■ Aim: Identify each line holding the string "answer" and copy it.

(Recorded data)

- - -

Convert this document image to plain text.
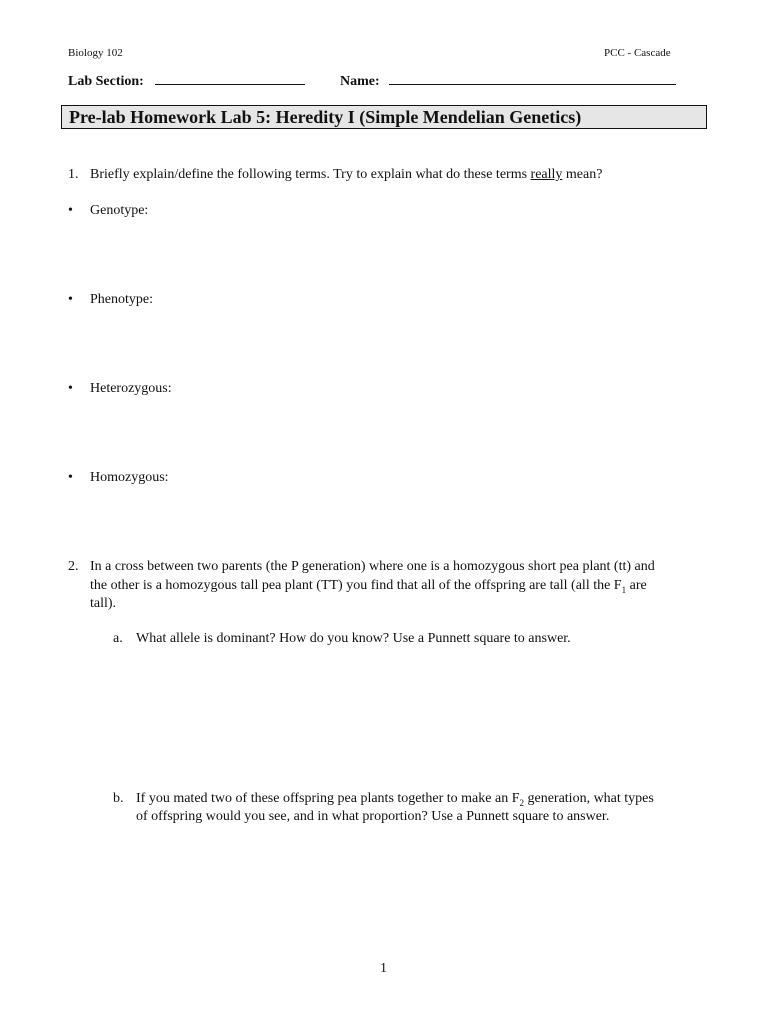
Biology 102	PCC - Cascade
Lab Section:	Name:
Pre-lab Homework Lab 5: Heredity I (Simple Mendelian Genetics)
1. Briefly explain/define the following terms. Try to explain what do these terms really mean?
•	Genotype:
•	Phenotype:
•	Heterozygous:
•	Homozygous:
2. In a cross between two parents (the P generation) where one is a homozygous short pea plant (tt) and
the other is a homozygous tall pea plant (TT) you find that all of the offspring are tall (all the $F_1$ are
tall).
a. What allele is dominant? How do you know? Use a Punnett square to answer.
b. If you mated two of these offspring pea plants together to make an $F_2$ generation, what types
of offspring would you see, and in what proportion? Use a Punnett square to answer.
1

- - -

■ The result:
a. What allele is dominant? How do you know? Use a Punnett square to answer.
of offspring would you see, and in what proportion? Use a Punnett square to answer.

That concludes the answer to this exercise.